• _What is required_:
Transcribe all of the records precisely as they are presented.
── Records
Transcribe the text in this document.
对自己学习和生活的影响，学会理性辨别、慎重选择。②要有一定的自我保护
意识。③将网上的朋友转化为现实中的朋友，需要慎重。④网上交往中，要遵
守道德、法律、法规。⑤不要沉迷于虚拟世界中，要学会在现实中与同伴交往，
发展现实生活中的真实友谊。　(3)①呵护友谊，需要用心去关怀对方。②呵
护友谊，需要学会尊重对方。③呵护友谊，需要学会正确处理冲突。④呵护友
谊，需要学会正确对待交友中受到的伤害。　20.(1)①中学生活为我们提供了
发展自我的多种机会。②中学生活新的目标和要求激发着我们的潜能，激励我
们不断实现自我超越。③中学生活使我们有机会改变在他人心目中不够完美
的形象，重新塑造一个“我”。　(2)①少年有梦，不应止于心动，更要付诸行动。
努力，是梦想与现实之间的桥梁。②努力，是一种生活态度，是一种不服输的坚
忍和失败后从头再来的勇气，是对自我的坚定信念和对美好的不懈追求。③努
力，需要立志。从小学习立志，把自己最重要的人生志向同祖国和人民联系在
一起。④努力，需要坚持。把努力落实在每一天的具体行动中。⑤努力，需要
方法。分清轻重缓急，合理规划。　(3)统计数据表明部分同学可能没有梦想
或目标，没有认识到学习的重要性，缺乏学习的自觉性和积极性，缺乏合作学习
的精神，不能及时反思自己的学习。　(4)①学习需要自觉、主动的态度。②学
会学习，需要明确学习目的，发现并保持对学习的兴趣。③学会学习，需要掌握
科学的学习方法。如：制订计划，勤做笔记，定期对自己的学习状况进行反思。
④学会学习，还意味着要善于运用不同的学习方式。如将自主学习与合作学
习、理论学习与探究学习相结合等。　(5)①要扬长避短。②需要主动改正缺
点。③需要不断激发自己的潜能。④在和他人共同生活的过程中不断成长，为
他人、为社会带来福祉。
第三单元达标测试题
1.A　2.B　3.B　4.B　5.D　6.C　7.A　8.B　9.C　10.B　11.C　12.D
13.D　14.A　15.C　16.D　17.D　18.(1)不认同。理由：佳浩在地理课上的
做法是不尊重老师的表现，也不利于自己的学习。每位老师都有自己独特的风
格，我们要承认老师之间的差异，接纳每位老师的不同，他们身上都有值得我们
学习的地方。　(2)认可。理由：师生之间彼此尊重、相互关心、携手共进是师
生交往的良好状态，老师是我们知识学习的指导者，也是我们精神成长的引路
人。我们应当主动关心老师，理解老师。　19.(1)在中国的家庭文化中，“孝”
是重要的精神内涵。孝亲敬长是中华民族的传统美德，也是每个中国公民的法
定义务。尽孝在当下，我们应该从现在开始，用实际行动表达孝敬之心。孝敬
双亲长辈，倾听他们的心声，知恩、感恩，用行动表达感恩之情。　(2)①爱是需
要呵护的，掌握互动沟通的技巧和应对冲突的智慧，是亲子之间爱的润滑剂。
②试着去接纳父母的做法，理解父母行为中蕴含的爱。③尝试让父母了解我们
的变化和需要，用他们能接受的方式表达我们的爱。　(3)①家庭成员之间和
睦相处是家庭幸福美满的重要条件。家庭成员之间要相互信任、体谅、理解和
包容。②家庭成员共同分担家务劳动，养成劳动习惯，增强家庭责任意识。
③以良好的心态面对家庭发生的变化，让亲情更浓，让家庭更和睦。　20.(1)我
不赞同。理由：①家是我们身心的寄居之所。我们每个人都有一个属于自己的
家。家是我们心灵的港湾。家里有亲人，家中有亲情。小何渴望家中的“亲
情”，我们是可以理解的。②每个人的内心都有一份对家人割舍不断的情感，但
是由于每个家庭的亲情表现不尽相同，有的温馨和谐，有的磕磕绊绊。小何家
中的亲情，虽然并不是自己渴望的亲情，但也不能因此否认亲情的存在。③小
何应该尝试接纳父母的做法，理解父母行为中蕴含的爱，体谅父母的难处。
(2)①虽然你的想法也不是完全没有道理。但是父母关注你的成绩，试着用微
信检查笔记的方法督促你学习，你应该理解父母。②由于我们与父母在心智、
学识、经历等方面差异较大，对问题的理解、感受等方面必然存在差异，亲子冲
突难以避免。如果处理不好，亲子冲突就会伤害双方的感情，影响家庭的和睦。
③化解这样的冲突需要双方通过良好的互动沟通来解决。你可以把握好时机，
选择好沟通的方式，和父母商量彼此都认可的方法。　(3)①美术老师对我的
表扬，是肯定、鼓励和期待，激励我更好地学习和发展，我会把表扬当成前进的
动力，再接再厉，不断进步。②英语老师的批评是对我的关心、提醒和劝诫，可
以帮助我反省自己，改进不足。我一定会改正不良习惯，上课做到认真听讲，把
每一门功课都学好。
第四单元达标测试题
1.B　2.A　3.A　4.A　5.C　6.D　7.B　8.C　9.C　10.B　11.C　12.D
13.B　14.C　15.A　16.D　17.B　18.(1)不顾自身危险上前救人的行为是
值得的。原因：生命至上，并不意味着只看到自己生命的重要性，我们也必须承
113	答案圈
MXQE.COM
────
• _Reply_:
Transcribe the text in this document.
对自己学习和生活的影响，学会理性辨别、慎重选择。②要有一定的自我保护
意识。③将网上的朋友转化为现实中的朋友，需要慎重。④网上交往中，要遵
守道德、法律、法规。⑤不要沉迷于虚拟世界中，要学会在现实中与同伴交往，
发展现实生活中的真实友谊。　(3)①呵护友谊，需要用心去关怀对方。②呵
护友谊，需要学会尊重对方。③呵护友谊，需要学会正确处理冲突。④呵护友
谊，需要学会正确对待交友中受到的伤害。　20.(1)①中学生活为我们提供了
发展自我的多种机会。②中学生活新的目标和要求激发着我们的潜能，激励我
们不断实现自我超越。③中学生活使我们有机会改变在他人心目中不够完美
的形象，重新塑造一个“我”。　(2)①少年有梦，不应止于心动，更要付诸行动。
努力，是梦想与现实之间的桥梁。②努力，是一种生活态度，是一种不服输的坚
忍和失败后从头再来的勇气，是对自我的坚定信念和对美好的不懈追求。③努
力，需要立志。从小学习立志，把自己最重要的人生志向同祖国和人民联系在
一起。④努力，需要坚持。把努力落实在每一天的具体行动中。⑤努力，需要
方法。分清轻重缓急，合理规划。　(3)统计数据表明部分同学可能没有梦想
或目标，没有认识到学习的重要性，缺乏学习的自觉性和积极性，缺乏合作学习
的精神，不能及时反思自己的学习。　(4)①学习需要自觉、主动的态度。②学
会学习，需要明确学习目的，发现并保持对学习的兴趣。③学会学习，需要掌握
科学的学习方法。如：制订计划，勤做笔记，定期对自己的学习状况进行反思。
④学会学习，还意味着要善于运用不同的学习方式。如将自主学习与合作学
习、理论学习与探究学习相结合等。　(5)①要扬长避短。②需要主动改正缺
点。③需要不断激发自己的潜能。④在和他人共同生活的过程中不断成长，为
他人、为社会带来福祉。
第三单元达标测试题
1.A　2.B　3.B　4.B　5.D　6.C　7.A　8.B　9.C　10.B　11.C　12.D
13.D　14.A　15.C　16.D　17.D　18.(1)不认同。理由：佳浩在地理课上的
做法是不尊重老师的表现，也不利于自己的学习。每位老师都有自己独特的风
格，我们要承认老师之间的差异，接纳每位老师的不同，他们身上都有值得我们
学习的地方。　(2)认可。理由：师生之间彼此尊重、相互关心、携手共进是师
生交往的良好状态，老师是我们知识学习的指导者，也是我们精神成长的引路
人。我们应当主动关心老师，理解老师。　19.(1)在中国的家庭文化中，“孝”
是重要的精神内涵。孝亲敬长是中华民族的传统美德，也是每个中国公民的法
定义务。尽孝在当下，我们应该从现在开始，用实际行动表达孝敬之心。孝敬
双亲长辈，倾听他们的心声，知恩、感恩，用行动表达感恩之情。　(2)①爱是需
要呵护的，掌握互动沟通的技巧和应对冲突的智慧，是亲子之间爱的润滑剂。
②试着去接纳父母的做法，理解父母行为中蕴含的爱。③尝试让父母了解我们
的变化和需要，用他们能接受的方式表达我们的爱。　(3)①家庭成员之间和
睦相处是家庭幸福美满的重要条件。家庭成员之间要相互信任、体谅、理解和
包容。②家庭成员共同分担家务劳动，养成劳动习惯，增强家庭责任意识。
③以良好的心态面对家庭发生的变化，让亲情更浓，让家庭更和睦。　20.(1)我
不赞同。理由：①家是我们身心的寄居之所。我们每个人都有一个属于自己的
家。家是我们心灵的港湾。家里有亲人，家中有亲情。小何渴望家中的“亲
情”，我们是可以理解的。②每个人的内心都有一份对家人割舍不断的情感，但
是由于每个家庭的亲情表现不尽相同，有的温馨和谐，有的磕磕绊绊。小何家
中的亲情，虽然并不是自己渴望的亲情，但也不能因此否认亲情的存在。③小
何应该尝试接纳父母的做法，理解父母行为中蕴含的爱，体谅父母的难处。
(2)①虽然你的想法也不是完全没有道理。但是父母关注你的成绩，试着用微
信检查笔记的方法督促你学习，你应该理解父母。②由于我们与父母在心智、
学识、经历等方面差异较大，对问题的理解、感受等方面必然存在差异，亲子冲
突难以避免。如果处理不好，亲子冲突就会伤害双方的感情，影响家庭的和睦。
③化解这样的冲突需要双方通过良好的互动沟通来解决。你可以把握好时机，
选择好沟通的方式，和父母商量彼此都认可的方法。　(3)①美术老师对我的
表扬，是肯定、鼓励和期待，激励我更好地学习和发展，我会把表扬当成前进的
动力，再接再厉，不断进步。②英语老师的批评是对我的关心、提醒和劝诫，可
以帮助我反省自己，改进不足。我一定会改正不良习惯，上课做到认真听讲，把
每一门功课都学好。
第四单元达标测试题
1.B　2.A　3.A　4.A　5.C　6.D　7.B　8.C　9.C　10.B　11.C　12.D
13.B　14.C　15.A　16.D　17.B　18.(1)不顾自身危险上前救人的行为是
值得的。原因：生命至上，并不意味着只看到自己生命的重要性，我们也必须承
113	答案圈
MXQE.COM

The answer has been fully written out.